* [Stated exercise]: Exactly as written, retype the listing below, omitting the pictures.

* [Entries from a visual dataset]:
━━━━━━━━━━
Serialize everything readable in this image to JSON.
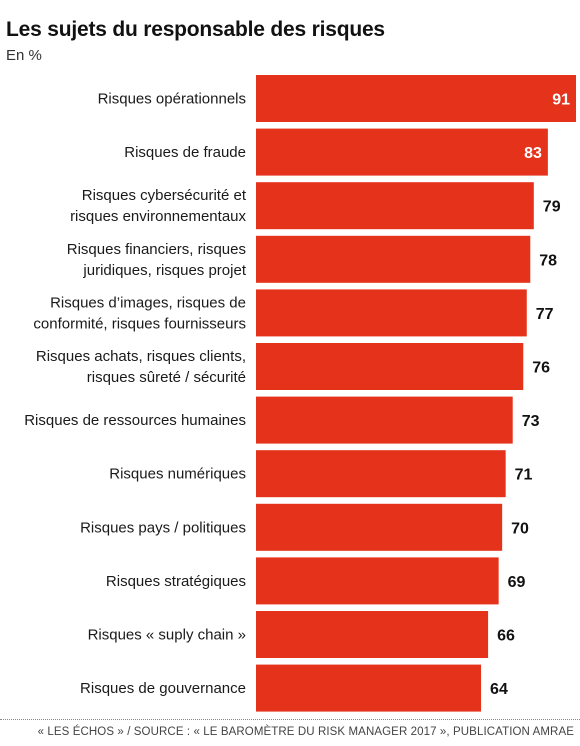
{
  "header": {
    "title": "Les sujets du responsable des risques",
    "subtitle": "En %"
  },
  "footer": {
    "source": "« LES ÉCHOS » / SOURCE : « LE BAROMÈTRE DU RISK MANAGER 2017 », PUBLICATION AMRAE"
  },
  "colors": {
    "bar": "#e5321a",
    "value_inside": "#ffffff",
    "value_outside": "#111111"
  },
  "chart_data": {
    "type": "bar",
    "orientation": "horizontal",
    "title": "Les sujets du responsable des risques",
    "subtitle": "En %",
    "categories": [
      [
        "Risques opérationnels"
      ],
      [
        "Risques de fraude"
      ],
      [
        "Risques cybersécurité et",
        "risques environnementaux"
      ],
      [
        "Risques financiers, risques",
        "juridiques, risques projet"
      ],
      [
        "Risques d’images, risques de",
        "conformité, risques fournisseurs"
      ],
      [
        "Risques achats, risques clients,",
        "risques sûreté / sécurité"
      ],
      [
        "Risques de ressources humaines"
      ],
      [
        "Risques numériques"
      ],
      [
        "Risques pays / politiques"
      ],
      [
        "Risques stratégiques"
      ],
      [
        "Risques « suply chain »"
      ],
      [
        "Risques de gouvernance"
      ]
    ],
    "values": [
      91,
      83,
      79,
      78,
      77,
      76,
      73,
      71,
      70,
      69,
      66,
      64
    ],
    "xlim": [
      0,
      91
    ],
    "grid": false,
    "legend": "none"
  }
}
━━━━━━━━━━
* [Final result]:
Serialize everything readable in this image to JSON.
{
  "header": {
    "title": "Les sujets du responsable des risques",
    "subtitle": "En %"
  },
  "footer": {
    "source": "« LES ÉCHOS » / SOURCE : « LE BAROMÈTRE DU RISK MANAGER 2017 », PUBLICATION AMRAE"
  },
  "colors": {
    "bar": "#e5321a",
    "value_inside": "#ffffff",
    "value_outside": "#111111"
  },
  "chart_data": {
    "type": "bar",
    "orientation": "horizontal",
    "title": "Les sujets du responsable des risques",
    "subtitle": "En %",
    "categories": [
      [
        "Risques opérationnels"
      ],
      [
        "Risques de fraude"
      ],
      [
        "Risques cybersécurité et",
        "risques environnementaux"
      ],
      [
        "Risques financiers, risques",
        "juridiques, risques projet"
      ],
      [
        "Risques d’images, risques de",
        "conformité, risques fournisseurs"
      ],
      [
        "Risques achats, risques clients,",
        "risques sûreté / sécurité"
      ],
      [
        "Risques de ressources humaines"
      ],
      [
        "Risques numériques"
      ],
      [
        "Risques pays / politiques"
      ],
      [
        "Risques stratégiques"
      ],
      [
        "Risques « suply chain »"
      ],
      [
        "Risques de gouvernance"
      ]
    ],
    "values": [
      91,
      83,
      79,
      78,
      77,
      76,
      73,
      71,
      70,
      69,
      66,
      64
    ],
    "xlim": [
      0,
      91
    ],
    "grid": false,
    "legend": "none"
  }
}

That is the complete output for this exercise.